The problem:
Copy out the lines that include the word "muri".

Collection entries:
## begin

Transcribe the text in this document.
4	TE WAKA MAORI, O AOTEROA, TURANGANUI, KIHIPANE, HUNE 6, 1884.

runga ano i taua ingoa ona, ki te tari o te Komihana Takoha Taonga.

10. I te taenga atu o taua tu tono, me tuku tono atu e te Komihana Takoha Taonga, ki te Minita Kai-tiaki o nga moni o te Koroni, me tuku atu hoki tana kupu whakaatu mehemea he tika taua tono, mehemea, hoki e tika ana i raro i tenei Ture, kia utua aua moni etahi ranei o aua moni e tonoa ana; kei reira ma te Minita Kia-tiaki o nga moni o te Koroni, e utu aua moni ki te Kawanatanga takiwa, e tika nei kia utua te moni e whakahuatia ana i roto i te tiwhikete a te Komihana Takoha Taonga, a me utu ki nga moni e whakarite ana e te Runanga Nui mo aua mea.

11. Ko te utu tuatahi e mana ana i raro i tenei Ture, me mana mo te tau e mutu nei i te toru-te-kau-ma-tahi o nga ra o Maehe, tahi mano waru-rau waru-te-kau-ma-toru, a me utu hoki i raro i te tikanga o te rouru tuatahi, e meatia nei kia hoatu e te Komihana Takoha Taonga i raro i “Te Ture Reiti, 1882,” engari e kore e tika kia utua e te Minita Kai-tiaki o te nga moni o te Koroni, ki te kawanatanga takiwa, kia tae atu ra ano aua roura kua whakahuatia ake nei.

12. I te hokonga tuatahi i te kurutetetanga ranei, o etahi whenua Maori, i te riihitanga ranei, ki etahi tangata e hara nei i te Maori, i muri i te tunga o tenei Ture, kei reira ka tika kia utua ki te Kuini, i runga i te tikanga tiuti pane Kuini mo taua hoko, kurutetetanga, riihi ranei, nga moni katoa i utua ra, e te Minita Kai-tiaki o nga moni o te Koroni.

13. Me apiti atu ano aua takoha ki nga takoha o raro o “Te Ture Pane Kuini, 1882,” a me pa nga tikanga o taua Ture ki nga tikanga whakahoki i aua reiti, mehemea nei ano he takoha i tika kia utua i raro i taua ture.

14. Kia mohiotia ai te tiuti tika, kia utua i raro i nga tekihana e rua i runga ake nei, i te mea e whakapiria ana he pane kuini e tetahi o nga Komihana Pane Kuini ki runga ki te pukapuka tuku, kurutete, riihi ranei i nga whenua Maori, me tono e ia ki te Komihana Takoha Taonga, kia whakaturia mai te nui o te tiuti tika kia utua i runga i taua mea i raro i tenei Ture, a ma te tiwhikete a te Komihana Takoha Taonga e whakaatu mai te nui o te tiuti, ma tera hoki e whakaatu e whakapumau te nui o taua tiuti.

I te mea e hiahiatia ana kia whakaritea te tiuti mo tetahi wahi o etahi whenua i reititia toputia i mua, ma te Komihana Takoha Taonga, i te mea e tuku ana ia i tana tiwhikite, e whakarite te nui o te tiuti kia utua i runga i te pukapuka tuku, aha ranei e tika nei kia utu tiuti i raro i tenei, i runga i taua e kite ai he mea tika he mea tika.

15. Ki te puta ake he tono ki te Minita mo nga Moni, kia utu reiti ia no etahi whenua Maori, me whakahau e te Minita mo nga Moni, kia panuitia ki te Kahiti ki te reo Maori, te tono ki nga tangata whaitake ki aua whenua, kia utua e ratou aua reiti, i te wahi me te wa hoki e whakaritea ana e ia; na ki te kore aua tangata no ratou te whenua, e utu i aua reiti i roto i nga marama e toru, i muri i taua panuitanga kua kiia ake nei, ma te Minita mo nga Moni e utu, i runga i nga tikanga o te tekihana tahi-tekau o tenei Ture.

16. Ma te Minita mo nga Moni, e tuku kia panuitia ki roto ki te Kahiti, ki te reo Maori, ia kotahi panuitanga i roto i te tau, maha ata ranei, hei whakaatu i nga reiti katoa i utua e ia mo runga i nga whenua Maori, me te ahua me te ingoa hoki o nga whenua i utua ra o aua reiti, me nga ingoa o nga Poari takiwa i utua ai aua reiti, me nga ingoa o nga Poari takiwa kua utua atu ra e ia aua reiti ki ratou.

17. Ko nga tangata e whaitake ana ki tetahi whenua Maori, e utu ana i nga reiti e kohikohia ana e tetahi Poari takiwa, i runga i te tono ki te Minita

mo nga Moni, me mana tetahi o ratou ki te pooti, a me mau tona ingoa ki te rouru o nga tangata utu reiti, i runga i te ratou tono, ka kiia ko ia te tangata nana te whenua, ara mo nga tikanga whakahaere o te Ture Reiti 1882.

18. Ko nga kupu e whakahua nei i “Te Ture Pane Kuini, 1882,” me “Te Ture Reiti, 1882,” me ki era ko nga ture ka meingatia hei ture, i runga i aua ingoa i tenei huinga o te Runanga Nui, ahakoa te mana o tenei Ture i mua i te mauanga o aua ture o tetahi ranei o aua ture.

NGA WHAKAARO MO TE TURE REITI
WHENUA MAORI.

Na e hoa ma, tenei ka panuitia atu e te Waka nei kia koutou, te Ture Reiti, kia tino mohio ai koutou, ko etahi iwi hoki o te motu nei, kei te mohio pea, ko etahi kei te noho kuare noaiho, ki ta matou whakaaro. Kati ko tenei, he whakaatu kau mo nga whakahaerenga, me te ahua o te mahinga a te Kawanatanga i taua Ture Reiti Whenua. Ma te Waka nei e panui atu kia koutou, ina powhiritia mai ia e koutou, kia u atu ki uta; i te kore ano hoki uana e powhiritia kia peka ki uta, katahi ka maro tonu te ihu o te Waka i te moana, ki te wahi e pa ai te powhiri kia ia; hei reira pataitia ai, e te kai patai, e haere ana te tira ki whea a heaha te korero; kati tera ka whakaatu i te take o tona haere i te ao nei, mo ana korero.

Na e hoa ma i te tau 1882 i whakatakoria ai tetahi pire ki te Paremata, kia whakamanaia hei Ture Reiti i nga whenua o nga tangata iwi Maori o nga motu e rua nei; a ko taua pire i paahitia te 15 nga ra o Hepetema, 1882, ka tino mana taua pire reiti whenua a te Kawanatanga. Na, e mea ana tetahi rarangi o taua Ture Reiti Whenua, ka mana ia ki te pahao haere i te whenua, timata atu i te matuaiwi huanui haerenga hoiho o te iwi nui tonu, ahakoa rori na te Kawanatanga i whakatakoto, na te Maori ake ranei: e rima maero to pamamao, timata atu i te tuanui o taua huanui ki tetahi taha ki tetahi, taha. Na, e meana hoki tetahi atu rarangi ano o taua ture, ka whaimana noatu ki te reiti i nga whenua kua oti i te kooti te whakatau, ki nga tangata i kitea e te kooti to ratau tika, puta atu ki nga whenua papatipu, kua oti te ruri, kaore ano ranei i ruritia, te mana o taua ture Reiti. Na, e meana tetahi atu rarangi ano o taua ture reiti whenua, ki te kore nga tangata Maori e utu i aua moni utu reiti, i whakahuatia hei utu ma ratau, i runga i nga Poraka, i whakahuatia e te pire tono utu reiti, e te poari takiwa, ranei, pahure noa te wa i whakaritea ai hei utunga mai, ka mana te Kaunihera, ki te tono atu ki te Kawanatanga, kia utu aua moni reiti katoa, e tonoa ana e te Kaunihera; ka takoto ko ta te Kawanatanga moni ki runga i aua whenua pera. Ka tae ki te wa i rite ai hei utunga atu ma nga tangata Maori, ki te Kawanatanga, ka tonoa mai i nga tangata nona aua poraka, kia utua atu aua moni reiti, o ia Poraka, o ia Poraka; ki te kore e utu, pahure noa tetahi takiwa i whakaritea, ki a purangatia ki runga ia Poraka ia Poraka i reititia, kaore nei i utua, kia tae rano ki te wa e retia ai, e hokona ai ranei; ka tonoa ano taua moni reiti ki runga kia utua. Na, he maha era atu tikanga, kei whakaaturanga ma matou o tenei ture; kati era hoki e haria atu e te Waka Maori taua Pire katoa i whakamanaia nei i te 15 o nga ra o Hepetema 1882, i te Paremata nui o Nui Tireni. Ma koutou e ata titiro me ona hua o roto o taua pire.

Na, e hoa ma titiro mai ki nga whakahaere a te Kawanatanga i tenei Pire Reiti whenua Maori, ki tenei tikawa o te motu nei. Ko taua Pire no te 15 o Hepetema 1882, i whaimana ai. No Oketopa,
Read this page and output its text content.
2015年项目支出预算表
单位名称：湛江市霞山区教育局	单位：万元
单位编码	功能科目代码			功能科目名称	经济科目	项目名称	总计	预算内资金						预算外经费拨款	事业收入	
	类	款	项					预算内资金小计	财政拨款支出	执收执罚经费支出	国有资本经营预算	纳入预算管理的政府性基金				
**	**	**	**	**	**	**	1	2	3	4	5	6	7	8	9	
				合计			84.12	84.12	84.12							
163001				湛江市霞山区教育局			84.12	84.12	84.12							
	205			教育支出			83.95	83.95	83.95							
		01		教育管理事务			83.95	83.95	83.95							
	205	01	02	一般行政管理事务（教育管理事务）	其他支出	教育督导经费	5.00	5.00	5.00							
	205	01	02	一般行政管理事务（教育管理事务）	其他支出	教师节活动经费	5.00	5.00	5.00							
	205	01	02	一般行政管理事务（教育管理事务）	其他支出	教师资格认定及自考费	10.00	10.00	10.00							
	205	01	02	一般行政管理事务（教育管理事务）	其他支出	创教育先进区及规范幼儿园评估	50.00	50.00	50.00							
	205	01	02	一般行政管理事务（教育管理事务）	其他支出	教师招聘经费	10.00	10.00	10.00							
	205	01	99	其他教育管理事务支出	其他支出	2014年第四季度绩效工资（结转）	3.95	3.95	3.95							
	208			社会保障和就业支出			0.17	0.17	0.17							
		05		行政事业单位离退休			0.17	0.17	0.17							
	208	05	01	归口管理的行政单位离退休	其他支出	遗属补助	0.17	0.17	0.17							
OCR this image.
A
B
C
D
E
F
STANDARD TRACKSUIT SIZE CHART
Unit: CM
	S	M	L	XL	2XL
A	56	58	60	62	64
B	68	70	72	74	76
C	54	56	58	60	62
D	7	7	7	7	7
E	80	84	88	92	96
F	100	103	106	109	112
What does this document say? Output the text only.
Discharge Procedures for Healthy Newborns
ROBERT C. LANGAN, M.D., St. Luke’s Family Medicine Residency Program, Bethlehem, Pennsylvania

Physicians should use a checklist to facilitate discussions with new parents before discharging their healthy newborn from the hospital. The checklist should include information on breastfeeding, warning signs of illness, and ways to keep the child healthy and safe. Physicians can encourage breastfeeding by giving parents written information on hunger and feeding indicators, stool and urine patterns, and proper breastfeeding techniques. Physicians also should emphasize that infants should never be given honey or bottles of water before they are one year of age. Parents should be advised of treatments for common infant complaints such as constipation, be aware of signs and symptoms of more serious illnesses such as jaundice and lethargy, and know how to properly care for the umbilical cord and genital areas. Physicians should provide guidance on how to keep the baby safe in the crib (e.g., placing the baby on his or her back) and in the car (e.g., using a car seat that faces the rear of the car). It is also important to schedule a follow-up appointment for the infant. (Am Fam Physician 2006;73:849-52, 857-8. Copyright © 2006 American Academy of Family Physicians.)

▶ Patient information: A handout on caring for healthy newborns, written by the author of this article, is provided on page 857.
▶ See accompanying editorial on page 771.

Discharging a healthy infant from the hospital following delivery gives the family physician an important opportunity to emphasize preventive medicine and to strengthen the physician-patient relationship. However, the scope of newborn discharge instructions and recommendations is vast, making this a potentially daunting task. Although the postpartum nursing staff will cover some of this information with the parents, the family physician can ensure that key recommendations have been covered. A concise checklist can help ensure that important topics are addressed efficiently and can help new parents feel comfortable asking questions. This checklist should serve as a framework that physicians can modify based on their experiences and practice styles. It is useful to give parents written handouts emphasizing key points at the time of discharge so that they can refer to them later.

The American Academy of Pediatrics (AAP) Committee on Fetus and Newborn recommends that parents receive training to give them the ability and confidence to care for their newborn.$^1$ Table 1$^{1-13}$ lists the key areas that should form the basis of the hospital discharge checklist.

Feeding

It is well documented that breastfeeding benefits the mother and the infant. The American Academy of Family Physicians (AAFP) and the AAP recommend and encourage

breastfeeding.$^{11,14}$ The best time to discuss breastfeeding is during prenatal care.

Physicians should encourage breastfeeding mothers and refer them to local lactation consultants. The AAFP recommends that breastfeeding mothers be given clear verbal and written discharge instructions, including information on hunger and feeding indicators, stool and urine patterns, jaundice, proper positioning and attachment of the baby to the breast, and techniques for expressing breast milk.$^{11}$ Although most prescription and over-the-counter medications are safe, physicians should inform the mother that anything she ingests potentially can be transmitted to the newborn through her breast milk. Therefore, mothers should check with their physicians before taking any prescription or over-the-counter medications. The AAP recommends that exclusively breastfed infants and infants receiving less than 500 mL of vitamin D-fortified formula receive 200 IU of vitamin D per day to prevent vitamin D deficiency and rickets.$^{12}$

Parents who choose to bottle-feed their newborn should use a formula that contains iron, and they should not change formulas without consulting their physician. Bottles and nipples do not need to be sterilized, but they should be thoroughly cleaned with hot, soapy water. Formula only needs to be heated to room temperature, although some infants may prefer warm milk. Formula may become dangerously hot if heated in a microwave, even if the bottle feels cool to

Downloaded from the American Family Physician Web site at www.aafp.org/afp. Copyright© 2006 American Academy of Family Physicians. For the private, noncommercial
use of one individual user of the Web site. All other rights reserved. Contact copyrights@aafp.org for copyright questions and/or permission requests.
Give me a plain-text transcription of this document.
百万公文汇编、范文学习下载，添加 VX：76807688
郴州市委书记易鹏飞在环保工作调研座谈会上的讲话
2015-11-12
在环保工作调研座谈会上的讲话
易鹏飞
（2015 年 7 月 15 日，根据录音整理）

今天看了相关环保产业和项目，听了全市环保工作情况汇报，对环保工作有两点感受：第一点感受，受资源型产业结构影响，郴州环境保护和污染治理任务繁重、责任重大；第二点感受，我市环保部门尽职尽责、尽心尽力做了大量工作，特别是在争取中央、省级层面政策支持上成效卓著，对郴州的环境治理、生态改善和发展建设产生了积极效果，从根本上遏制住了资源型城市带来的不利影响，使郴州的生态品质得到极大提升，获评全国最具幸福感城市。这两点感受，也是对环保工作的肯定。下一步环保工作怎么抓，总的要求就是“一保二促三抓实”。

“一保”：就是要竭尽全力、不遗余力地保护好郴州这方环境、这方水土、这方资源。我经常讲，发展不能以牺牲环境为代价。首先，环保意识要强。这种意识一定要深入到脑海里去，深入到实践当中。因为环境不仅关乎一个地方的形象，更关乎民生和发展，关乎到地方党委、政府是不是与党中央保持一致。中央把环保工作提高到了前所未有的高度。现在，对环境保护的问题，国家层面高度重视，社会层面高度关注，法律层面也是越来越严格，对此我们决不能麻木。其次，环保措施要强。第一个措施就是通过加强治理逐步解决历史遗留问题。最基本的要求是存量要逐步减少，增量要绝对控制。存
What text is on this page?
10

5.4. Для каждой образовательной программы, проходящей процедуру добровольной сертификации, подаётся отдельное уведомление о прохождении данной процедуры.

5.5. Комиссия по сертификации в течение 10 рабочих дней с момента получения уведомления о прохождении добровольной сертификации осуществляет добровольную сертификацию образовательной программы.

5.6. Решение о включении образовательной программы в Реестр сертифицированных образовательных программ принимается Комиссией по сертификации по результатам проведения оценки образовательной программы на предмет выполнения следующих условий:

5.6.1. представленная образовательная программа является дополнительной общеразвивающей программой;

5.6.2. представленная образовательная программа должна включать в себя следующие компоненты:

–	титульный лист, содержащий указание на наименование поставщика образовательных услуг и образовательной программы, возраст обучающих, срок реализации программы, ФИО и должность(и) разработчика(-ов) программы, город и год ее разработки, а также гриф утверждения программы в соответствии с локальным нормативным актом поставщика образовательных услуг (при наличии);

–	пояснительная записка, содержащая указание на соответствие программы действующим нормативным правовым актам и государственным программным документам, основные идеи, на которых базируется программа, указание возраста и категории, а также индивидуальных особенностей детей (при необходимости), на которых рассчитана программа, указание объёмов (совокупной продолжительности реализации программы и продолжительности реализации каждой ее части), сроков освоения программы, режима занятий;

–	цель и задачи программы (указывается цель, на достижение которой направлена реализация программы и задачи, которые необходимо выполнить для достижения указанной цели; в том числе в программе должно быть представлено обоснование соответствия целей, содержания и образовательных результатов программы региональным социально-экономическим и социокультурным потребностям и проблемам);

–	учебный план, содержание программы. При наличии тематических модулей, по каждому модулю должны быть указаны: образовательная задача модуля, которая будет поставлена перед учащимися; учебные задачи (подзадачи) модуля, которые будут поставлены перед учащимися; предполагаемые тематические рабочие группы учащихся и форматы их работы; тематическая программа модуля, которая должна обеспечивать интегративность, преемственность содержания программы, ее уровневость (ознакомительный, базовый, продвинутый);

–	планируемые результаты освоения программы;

## end

Answer below:
12. I te hokonga tuatahi i te kurutetetanga ranei, o etahi whenua Maori, i te riihitanga ranei, ki etahi tangata e hara nei i te Maori, i muri i te tunga o tenei Ture, kei reira ka tika kia utua ki te Kuini, i runga i te tikanga tiuti pane Kuini mo taua hoko, kurutetetanga, riihi ranei, nga moni katoa i utua ra, e te Minita Kai-tiaki o nga moni o te Koroni.
15. Ki te puta ake he tono ki te Minita mo nga Moni, kia utu reiti ia no etahi whenua Maori, me whakahau e te Minita mo nga Moni, kia panuitia ki te Kahiti ki te reo Maori, te tono ki nga tangata whaitake ki aua whenua, kia utua e ratou aua reiti, i te wahi me te wa hoki e whakaritea ana e ia; na ki te kore aua tangata no ratou te whenua, e utu i aua reiti i roto i nga marama e toru, i muri i taua panuitanga kua kiia ake nei, ma te Minita mo nga Moni e utu, i runga i nga tikanga o te tekihana tahi-tekau o tenei Ture.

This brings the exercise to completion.